### Problem requirements
Extract all lines that hold the string "name".

------------

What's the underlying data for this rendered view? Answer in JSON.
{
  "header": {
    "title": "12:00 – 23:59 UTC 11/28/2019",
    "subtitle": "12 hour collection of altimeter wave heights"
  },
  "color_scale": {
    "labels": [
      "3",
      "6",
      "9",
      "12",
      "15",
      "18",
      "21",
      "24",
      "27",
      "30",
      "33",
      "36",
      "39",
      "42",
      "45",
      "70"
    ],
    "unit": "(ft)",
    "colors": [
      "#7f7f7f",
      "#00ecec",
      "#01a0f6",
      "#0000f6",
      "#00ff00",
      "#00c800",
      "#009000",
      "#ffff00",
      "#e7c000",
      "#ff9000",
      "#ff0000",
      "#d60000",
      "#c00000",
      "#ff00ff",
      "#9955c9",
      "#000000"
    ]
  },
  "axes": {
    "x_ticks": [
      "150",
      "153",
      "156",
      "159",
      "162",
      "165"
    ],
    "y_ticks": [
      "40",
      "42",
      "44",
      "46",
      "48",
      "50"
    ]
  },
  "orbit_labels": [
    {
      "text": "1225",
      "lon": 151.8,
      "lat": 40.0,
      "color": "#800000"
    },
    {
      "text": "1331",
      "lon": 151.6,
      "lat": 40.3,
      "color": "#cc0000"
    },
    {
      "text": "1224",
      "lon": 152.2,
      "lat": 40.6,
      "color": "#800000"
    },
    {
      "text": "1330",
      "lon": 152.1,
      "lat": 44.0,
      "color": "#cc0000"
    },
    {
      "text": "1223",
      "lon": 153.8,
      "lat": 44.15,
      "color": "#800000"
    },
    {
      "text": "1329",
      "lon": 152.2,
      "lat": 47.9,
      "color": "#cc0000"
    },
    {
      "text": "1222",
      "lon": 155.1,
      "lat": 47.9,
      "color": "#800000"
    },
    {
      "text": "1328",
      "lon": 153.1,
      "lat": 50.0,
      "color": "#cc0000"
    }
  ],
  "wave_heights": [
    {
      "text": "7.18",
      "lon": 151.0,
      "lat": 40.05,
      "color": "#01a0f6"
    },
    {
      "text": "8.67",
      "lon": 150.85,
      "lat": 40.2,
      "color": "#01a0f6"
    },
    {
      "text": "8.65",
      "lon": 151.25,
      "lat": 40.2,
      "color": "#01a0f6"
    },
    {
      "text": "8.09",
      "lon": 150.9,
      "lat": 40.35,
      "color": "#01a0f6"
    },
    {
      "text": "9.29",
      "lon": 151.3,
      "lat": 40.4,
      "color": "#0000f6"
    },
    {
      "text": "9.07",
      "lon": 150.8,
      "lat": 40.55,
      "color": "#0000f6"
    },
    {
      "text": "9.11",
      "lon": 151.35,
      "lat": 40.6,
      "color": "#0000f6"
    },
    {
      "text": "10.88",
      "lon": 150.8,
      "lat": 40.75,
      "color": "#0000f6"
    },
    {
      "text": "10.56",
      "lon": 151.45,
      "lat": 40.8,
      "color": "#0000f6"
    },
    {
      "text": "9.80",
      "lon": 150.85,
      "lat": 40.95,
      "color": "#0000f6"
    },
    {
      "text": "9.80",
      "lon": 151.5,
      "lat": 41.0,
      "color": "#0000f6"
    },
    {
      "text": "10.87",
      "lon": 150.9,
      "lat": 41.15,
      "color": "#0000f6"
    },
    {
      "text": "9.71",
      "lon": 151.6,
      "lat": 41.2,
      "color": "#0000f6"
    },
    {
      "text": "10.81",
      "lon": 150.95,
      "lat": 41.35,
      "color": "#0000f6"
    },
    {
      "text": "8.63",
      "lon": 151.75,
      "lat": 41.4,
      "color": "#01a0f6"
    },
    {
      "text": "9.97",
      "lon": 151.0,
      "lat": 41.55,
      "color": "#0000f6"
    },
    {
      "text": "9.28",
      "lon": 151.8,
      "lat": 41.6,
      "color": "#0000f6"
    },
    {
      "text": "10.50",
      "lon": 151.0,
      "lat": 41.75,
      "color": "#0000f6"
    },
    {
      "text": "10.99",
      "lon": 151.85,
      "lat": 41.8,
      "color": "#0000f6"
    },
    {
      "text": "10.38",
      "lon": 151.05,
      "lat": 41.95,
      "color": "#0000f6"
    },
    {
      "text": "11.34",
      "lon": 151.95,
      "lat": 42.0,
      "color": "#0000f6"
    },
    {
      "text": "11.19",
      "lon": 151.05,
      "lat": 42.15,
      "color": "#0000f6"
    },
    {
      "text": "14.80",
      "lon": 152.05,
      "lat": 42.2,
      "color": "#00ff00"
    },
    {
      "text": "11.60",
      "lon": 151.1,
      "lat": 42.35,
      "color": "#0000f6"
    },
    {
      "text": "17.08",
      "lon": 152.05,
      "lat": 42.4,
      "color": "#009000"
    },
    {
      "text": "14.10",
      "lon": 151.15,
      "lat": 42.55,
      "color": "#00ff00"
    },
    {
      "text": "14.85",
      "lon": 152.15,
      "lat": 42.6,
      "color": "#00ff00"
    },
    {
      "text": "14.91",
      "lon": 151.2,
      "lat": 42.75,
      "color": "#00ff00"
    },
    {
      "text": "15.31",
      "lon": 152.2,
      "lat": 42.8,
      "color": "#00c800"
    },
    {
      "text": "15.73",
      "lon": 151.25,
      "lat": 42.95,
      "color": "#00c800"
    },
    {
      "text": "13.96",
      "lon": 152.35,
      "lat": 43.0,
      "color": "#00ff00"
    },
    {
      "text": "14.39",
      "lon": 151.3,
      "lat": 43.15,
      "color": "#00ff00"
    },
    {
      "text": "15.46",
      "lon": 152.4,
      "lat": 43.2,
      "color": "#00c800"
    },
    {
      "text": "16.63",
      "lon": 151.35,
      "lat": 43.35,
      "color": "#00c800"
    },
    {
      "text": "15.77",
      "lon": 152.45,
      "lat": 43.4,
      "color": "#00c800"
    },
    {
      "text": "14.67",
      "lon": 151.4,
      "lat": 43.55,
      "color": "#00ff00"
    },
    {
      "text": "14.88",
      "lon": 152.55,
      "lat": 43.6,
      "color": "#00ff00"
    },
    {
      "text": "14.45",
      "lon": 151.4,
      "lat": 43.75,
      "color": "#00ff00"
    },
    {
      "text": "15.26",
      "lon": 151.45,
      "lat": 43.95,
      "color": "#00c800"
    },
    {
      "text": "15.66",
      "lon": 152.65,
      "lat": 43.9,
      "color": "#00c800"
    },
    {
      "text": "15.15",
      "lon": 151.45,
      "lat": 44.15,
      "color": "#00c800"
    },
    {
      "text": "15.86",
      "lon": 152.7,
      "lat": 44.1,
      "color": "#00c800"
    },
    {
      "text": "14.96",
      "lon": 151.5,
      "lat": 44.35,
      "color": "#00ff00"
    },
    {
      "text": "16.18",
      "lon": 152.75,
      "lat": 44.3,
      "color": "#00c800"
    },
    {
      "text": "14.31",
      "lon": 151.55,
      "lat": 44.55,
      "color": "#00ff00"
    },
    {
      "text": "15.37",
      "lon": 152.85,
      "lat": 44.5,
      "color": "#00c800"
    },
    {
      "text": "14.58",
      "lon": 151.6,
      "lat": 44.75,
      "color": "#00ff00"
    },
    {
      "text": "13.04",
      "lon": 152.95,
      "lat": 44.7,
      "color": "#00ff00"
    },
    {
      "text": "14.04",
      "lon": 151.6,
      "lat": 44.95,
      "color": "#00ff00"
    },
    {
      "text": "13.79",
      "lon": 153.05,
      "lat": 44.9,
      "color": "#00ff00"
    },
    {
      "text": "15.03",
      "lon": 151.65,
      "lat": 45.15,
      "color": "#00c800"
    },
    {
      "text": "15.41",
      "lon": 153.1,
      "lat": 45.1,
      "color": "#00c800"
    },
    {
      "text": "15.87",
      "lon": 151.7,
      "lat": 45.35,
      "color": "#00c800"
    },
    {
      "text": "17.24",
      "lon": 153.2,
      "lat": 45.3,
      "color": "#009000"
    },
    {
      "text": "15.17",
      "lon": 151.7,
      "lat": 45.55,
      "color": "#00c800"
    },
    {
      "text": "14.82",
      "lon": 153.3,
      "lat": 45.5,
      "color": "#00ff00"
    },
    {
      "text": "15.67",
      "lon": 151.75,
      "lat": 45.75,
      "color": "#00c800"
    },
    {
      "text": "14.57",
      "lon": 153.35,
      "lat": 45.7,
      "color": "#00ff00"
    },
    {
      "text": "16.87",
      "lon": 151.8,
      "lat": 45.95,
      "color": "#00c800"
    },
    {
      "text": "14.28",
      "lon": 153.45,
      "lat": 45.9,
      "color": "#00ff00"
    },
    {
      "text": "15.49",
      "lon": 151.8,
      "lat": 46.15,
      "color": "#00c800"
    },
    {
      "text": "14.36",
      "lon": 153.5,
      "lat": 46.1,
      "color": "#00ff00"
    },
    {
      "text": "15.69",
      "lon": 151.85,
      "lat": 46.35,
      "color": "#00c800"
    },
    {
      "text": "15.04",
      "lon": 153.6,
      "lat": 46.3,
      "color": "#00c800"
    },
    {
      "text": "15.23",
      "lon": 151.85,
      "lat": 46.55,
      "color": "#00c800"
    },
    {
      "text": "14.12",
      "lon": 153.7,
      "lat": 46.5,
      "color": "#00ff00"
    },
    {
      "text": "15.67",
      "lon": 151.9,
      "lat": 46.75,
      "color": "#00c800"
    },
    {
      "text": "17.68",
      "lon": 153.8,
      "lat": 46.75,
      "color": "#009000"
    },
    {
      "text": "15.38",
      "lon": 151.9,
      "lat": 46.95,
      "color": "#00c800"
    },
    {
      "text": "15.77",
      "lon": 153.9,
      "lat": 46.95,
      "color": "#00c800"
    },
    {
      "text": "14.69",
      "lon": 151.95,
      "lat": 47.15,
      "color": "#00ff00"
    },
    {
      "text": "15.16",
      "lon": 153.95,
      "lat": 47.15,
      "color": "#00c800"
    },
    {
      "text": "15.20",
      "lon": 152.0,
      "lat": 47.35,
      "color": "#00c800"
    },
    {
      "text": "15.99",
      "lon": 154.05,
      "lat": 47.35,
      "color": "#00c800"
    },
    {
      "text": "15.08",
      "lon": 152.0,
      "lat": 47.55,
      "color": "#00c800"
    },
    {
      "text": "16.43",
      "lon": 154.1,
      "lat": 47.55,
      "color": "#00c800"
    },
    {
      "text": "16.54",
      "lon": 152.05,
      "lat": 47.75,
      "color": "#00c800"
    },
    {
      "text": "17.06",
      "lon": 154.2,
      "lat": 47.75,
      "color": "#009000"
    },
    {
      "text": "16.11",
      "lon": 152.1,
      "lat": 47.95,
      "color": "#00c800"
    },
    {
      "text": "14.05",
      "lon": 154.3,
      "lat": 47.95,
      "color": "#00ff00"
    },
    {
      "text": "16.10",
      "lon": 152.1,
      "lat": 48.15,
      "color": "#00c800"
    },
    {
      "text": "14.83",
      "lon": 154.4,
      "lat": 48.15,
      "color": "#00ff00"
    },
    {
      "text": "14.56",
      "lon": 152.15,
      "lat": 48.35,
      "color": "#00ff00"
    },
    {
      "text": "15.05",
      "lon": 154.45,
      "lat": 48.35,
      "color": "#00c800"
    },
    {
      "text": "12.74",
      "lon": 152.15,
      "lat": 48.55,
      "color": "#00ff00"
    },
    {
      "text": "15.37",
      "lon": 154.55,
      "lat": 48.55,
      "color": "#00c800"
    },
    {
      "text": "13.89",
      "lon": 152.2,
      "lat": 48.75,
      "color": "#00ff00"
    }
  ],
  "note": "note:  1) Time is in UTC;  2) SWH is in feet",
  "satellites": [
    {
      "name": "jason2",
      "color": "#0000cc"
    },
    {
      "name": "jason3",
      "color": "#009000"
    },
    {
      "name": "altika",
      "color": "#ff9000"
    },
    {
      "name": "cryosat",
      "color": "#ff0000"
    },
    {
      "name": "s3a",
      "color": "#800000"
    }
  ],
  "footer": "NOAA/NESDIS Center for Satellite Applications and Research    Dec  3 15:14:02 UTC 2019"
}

------------

### Worked solution
      "name": "jason2",
      "name": "jason3",
      "name": "altika",
      "name": "cryosat",
      "name": "s3a",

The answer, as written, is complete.